Selected extract »

TENSIONS between Somali and Samoan communities at a Newtown housing complex have prompted a submission on Wellington City Council’s draft social housing policy.

More needs to be done to promote cultural understanding between the two groups, says Ida Faiumu-Isa’ako, chair of the Pacific Advisory Group, which made the submission.

She was recently called in by the council to mediate conflict between Somali and Samoan families at the housing units on Daniell St.

Ms Faiumu-Isa’ako hopes the submission will highlight cultural issues.

Some of the Samoan families have lived in the complex for 20 years and some of the Somali families for more than 10 years.

“Community development is concerned with addressing the social needs of tenant communities by encouraging and developing a sense of place and enhancing communities.

“Where is the evidence of this?” she asks. “This is not happening,”

marieWellington City Council senior city communities advisor Marie Retimanu-Pule says the council is committed to enhancing relationships between different cultures in social housing.

She says there has been some tension, but the Somali and Samoan communities should not be singled out.

Data records »
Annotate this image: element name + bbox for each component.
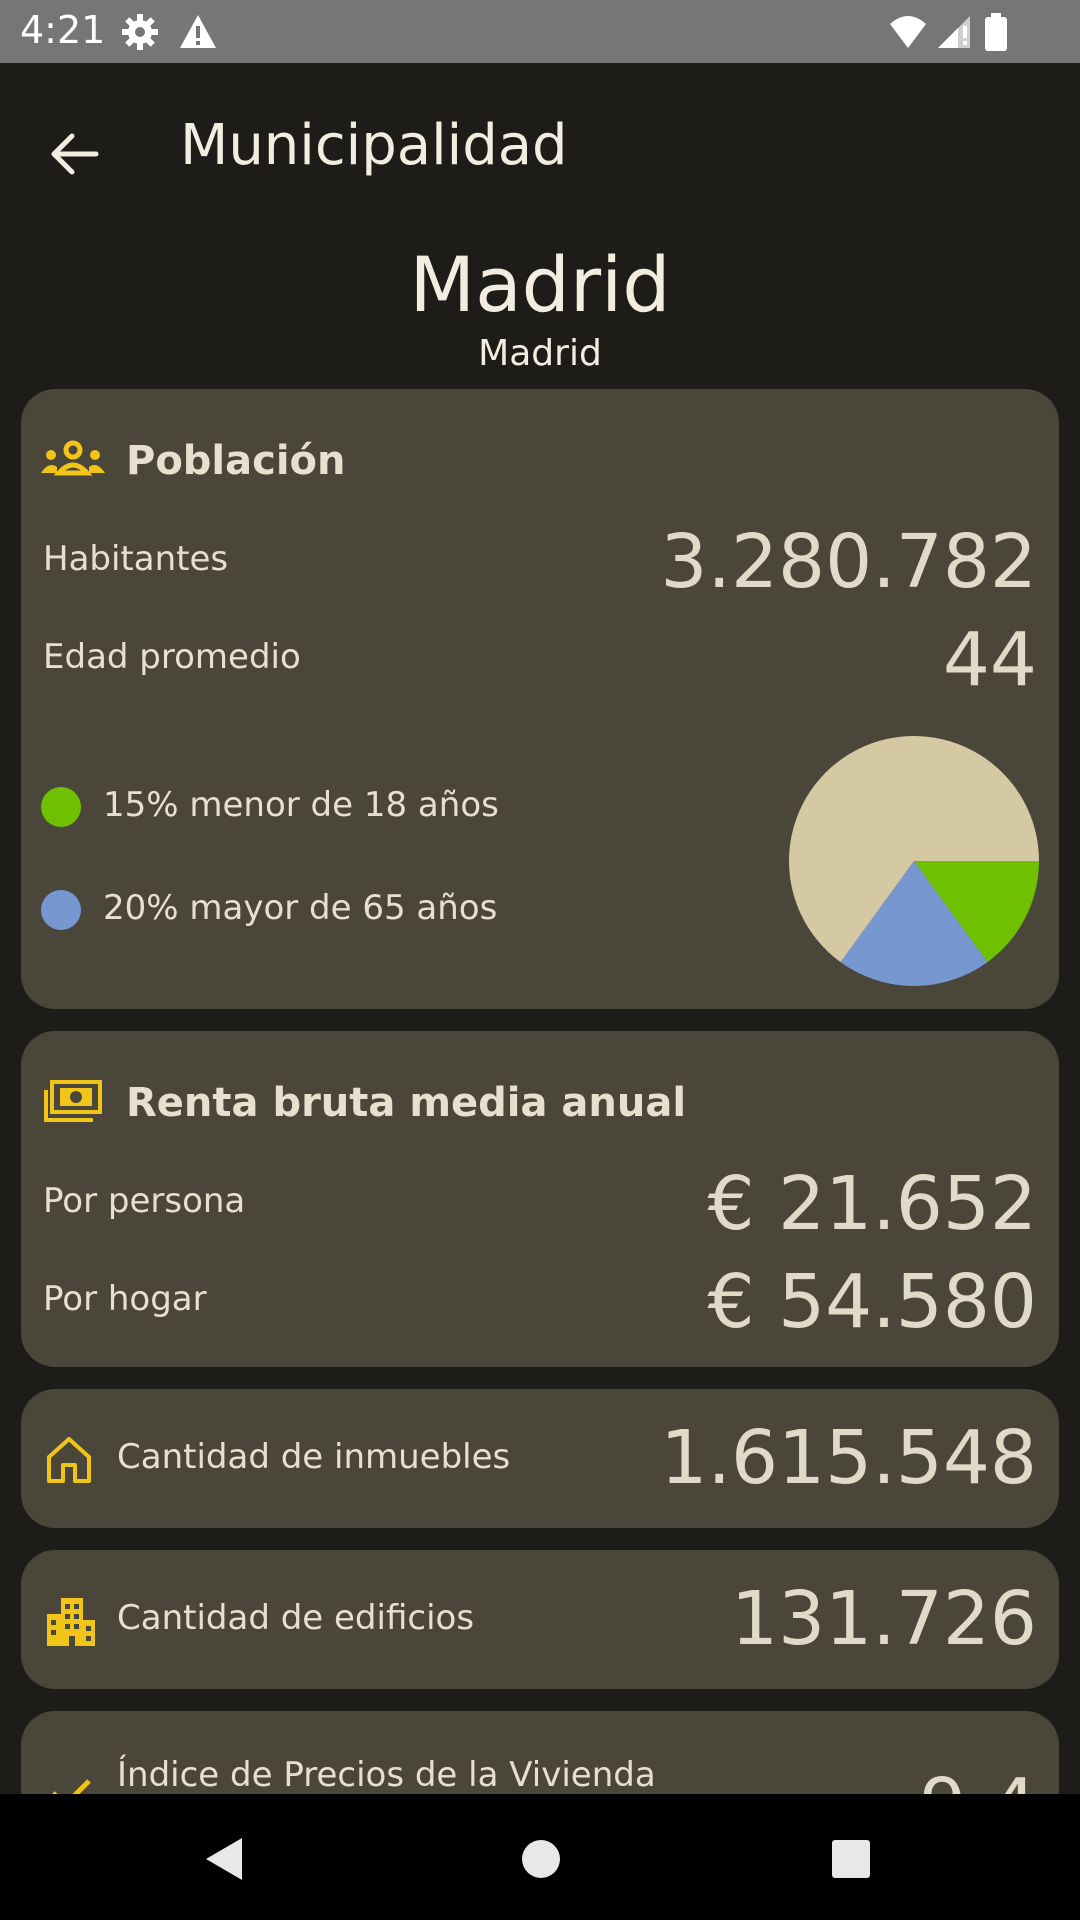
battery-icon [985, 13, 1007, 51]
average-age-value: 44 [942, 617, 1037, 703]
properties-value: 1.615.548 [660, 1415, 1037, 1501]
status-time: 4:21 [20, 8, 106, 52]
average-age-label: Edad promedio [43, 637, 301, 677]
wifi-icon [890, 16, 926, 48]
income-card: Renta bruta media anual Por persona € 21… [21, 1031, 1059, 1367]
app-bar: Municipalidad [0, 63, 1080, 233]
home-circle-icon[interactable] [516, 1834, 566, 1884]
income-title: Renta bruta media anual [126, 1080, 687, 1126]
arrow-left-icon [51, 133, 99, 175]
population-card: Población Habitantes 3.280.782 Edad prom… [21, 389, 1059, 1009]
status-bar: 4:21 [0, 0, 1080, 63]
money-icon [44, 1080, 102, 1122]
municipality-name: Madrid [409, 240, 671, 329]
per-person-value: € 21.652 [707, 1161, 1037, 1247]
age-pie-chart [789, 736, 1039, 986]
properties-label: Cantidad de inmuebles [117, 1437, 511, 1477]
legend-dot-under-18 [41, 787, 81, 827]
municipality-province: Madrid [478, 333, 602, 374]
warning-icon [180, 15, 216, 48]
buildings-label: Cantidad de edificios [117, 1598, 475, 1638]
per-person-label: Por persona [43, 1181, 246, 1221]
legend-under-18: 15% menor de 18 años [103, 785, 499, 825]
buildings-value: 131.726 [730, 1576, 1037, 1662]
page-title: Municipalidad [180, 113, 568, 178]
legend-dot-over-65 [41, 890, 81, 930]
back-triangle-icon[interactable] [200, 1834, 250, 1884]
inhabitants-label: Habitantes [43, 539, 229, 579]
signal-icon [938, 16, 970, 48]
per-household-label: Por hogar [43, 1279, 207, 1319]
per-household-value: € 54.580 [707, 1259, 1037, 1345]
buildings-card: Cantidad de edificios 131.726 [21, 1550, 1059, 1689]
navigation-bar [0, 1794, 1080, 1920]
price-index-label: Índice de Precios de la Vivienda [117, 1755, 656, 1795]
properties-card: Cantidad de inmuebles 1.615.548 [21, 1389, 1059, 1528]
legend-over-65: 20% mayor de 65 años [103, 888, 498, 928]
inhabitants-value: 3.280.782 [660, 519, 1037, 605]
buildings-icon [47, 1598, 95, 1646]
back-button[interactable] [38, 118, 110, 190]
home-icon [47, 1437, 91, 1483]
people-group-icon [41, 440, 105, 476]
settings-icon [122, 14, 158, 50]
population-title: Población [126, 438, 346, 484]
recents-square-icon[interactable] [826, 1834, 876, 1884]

--

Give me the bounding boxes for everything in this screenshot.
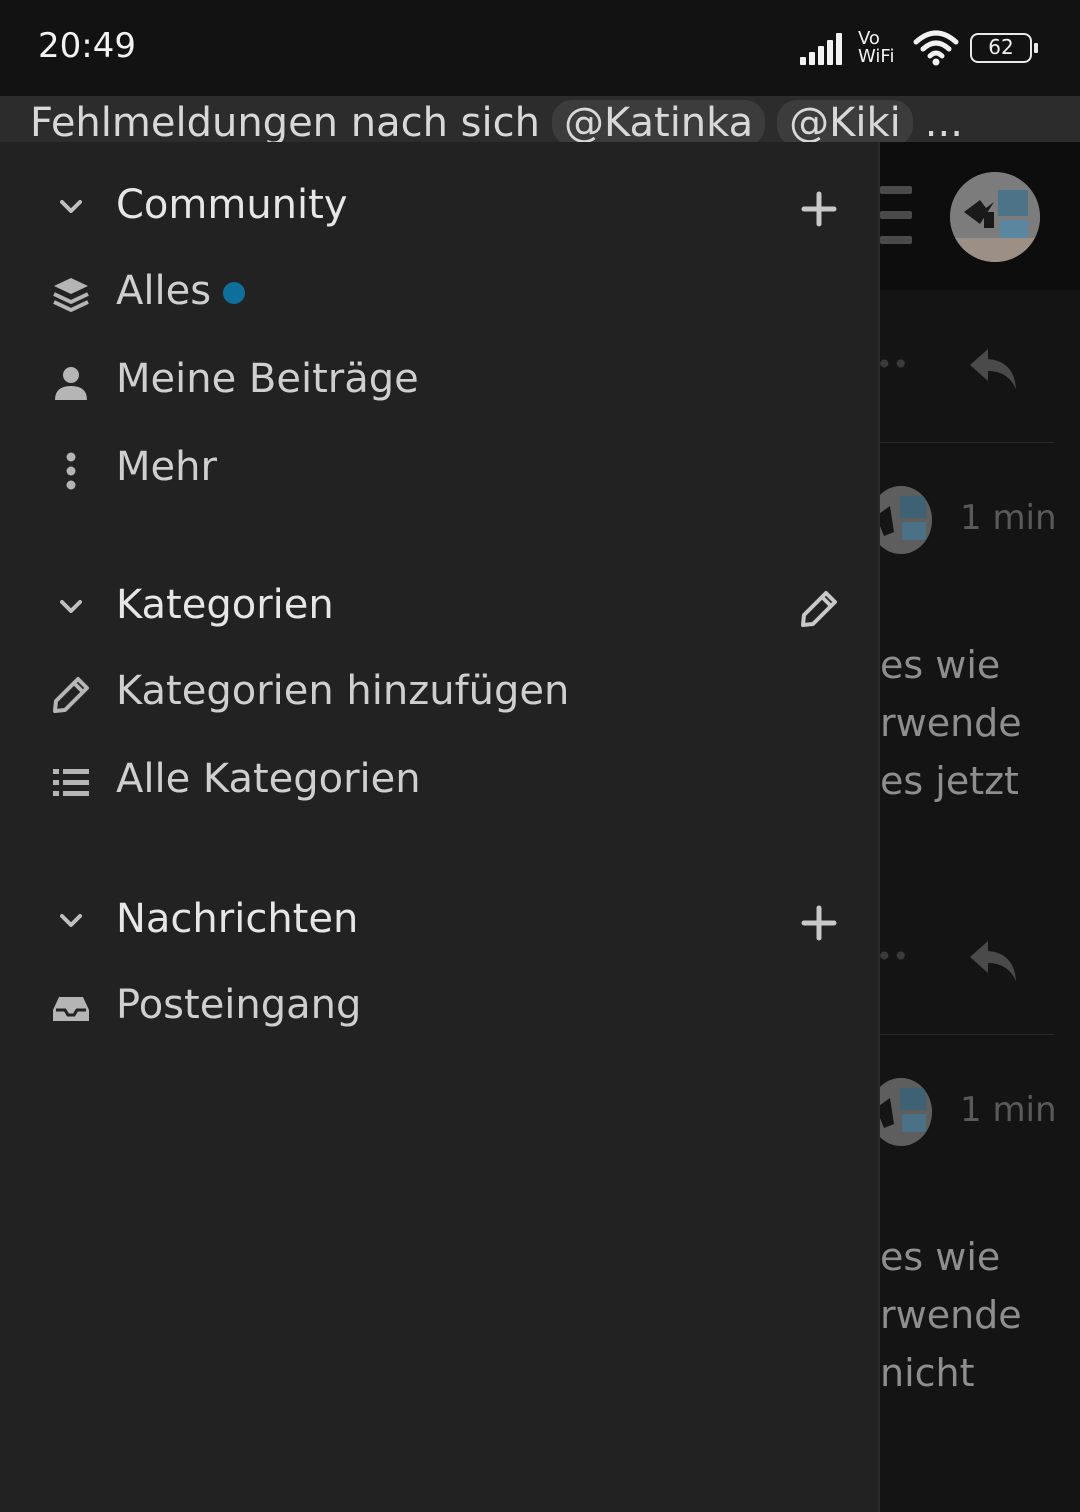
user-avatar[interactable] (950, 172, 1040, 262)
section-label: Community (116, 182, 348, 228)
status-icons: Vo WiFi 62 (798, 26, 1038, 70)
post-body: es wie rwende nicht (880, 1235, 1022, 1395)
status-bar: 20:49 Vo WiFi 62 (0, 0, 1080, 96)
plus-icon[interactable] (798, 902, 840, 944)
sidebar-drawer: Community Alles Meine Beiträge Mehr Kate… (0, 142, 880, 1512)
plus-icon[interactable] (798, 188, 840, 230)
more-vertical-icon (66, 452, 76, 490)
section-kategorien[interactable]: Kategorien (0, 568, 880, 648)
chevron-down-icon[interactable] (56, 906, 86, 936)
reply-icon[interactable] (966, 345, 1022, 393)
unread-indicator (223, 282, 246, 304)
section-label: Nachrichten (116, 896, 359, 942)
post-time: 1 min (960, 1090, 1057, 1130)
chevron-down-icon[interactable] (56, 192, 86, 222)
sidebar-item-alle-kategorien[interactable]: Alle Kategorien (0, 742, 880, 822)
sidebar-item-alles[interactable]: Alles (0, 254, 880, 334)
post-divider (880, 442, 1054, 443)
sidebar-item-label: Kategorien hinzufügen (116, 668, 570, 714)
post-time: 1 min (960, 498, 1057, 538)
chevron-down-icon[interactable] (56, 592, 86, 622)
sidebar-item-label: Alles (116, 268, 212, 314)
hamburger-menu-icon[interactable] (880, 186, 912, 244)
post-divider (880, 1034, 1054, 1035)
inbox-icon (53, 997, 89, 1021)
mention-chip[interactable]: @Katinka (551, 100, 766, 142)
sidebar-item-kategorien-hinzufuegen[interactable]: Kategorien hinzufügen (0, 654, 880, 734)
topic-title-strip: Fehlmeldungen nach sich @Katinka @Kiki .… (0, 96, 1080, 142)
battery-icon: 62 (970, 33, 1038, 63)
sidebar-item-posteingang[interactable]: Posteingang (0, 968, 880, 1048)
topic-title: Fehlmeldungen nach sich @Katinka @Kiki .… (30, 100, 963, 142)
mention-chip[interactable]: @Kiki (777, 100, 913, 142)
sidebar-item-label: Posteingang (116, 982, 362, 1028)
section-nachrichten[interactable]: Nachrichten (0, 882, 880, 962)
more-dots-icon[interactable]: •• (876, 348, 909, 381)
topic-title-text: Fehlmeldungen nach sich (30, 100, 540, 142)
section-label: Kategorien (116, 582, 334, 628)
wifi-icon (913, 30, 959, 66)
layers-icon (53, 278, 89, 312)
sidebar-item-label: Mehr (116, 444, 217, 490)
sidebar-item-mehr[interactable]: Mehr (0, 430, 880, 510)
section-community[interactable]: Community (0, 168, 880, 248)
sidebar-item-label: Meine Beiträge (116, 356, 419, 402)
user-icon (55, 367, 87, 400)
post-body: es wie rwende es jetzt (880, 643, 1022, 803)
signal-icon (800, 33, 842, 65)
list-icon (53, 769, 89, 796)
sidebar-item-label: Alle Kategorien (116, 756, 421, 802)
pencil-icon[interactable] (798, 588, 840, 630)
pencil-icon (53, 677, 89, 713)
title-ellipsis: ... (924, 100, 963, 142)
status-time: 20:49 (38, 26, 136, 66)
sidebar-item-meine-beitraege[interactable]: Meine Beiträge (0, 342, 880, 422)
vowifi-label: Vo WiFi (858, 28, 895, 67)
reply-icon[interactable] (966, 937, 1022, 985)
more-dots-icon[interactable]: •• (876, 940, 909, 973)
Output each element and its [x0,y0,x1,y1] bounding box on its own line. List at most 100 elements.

...

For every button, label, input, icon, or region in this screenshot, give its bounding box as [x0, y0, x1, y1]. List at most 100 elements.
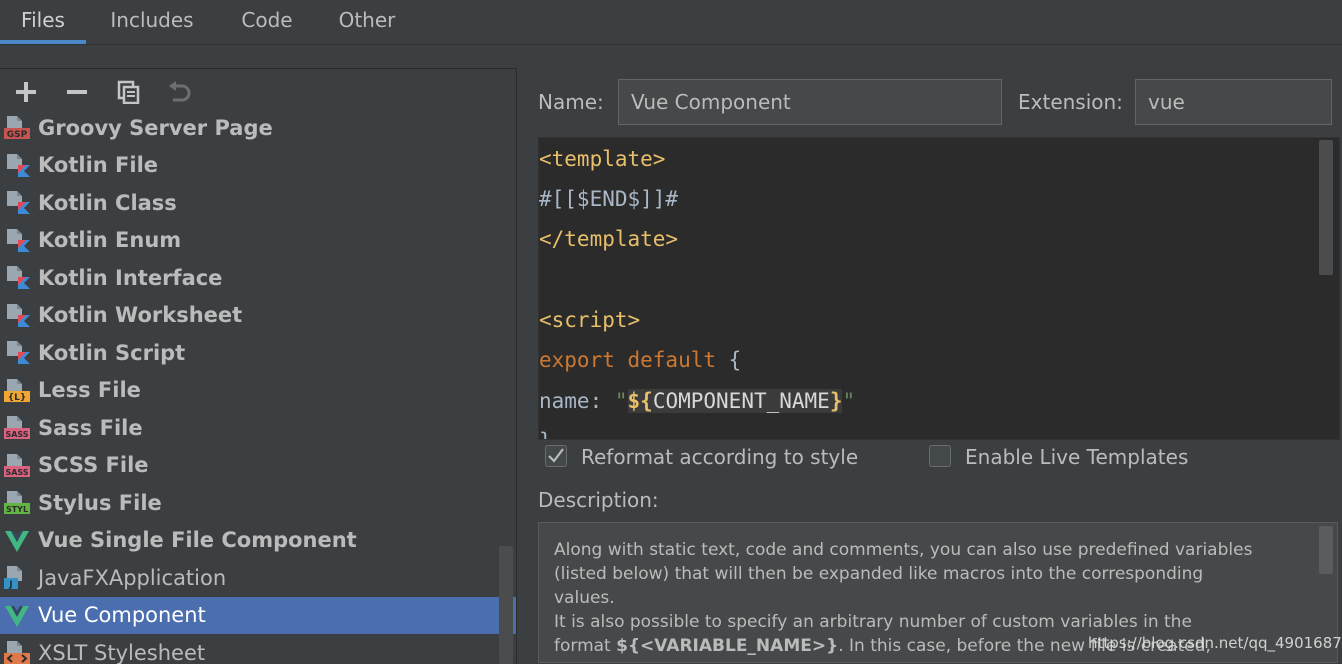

Work instructions »
(A) List every person and every organization named in the housing article.
(B) Give back, word for word, everything in the housing article from "She was recently" down to "in social housing.".
The records that come after the housing article are separate material and have nothing to do with it.

Per-task answers »
(A)
- Wellington City Council
- Ida Faiumu-Isa’ako
- Pacific Advisory Group
- Marie Retimanu-Pule

(B)
She was recently called in by the council to mediate conflict between Somali and Samoan families at the housing units on Daniell St.

Ms Faiumu-Isa’ako hopes the submission will highlight cultural issues.

Some of the Samoan families have lived in the complex for 20 years and some of the Somali families for more than 10 years.

“Community development is concerned with addressing the social needs of tenant communities by encouraging and developing a sense of place and enhancing communities.

“Where is the evidence of this?” she asks. “This is not happening,”

marieWellington City Council senior city communities advisor Marie Retimanu-Pule says the council is committed to enhancing relationships between different cultures in social housing.